* **WHAT THE EXERCISE ASKS**: Your task is to repeat all of the material exactly.

Dataset rows:
======
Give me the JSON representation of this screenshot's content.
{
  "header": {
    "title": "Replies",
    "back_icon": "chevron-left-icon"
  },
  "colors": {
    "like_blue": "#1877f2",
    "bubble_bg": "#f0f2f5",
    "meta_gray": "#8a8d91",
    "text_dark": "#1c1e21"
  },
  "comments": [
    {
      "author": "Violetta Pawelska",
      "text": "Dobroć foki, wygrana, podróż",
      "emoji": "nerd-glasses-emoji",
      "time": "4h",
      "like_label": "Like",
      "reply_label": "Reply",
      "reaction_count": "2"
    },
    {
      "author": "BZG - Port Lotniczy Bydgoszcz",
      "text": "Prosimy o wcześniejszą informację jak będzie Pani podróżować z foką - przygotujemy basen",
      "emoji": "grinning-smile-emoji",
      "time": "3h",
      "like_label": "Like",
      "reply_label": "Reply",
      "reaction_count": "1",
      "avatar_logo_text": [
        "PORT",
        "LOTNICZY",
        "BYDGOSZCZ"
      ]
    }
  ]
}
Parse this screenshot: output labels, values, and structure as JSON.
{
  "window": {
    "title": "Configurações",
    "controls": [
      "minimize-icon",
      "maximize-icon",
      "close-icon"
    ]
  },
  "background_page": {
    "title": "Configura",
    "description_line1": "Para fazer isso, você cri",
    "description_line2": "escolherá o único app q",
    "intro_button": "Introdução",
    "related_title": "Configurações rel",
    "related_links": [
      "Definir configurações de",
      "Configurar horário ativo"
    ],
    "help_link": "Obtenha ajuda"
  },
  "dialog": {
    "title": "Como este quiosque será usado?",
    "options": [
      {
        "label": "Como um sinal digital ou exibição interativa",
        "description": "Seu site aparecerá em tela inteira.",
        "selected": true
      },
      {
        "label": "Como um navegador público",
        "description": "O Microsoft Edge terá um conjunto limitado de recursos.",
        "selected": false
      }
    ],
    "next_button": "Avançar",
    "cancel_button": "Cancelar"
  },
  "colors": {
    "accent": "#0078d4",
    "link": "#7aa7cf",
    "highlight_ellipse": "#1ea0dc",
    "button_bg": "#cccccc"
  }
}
======
* **THE OUTPUT**:
Give me the JSON representation of this screenshot's content.
{
  "header": {
    "title": "Replies",
    "back_icon": "chevron-left-icon"
  },
  "colors": {
    "like_blue": "#1877f2",
    "bubble_bg": "#f0f2f5",
    "meta_gray": "#8a8d91",
    "text_dark": "#1c1e21"
  },
  "comments": [
    {
      "author": "Violetta Pawelska",
      "text": "Dobroć foki, wygrana, podróż",
      "emoji": "nerd-glasses-emoji",
      "time": "4h",
      "like_label": "Like",
      "reply_label": "Reply",
      "reaction_count": "2"
    },
    {
      "author": "BZG - Port Lotniczy Bydgoszcz",
      "text": "Prosimy o wcześniejszą informację jak będzie Pani podróżować z foką - przygotujemy basen",
      "emoji": "grinning-smile-emoji",
      "time": "3h",
      "like_label": "Like",
      "reply_label": "Reply",
      "reaction_count": "1",
      "avatar_logo_text": [
        "PORT",
        "LOTNICZY",
        "BYDGOSZCZ"
      ]
    }
  ]
}
Parse this screenshot: output labels, values, and structure as JSON.
{
  "window": {
    "title": "Configurações",
    "controls": [
      "minimize-icon",
      "maximize-icon",
      "close-icon"
    ]
  },
  "background_page": {
    "title": "Configura",
    "description_line1": "Para fazer isso, você cri",
    "description_line2": "escolherá o único app q",
    "intro_button": "Introdução",
    "related_title": "Configurações rel",
    "related_links": [
      "Definir configurações de",
      "Configurar horário ativo"
    ],
    "help_link": "Obtenha ajuda"
  },
  "dialog": {
    "title": "Como este quiosque será usado?",
    "options": [
      {
        "label": "Como um sinal digital ou exibição interativa",
        "description": "Seu site aparecerá em tela inteira.",
        "selected": true
      },
      {
        "label": "Como um navegador público",
        "description": "O Microsoft Edge terá um conjunto limitado de recursos.",
        "selected": false
      }
    ],
    "next_button": "Avançar",
    "cancel_button": "Cancelar"
  },
  "colors": {
    "accent": "#0078d4",
    "link": "#7aa7cf",
    "highlight_ellipse": "#1ea0dc",
    "button_bg": "#cccccc"
  }
}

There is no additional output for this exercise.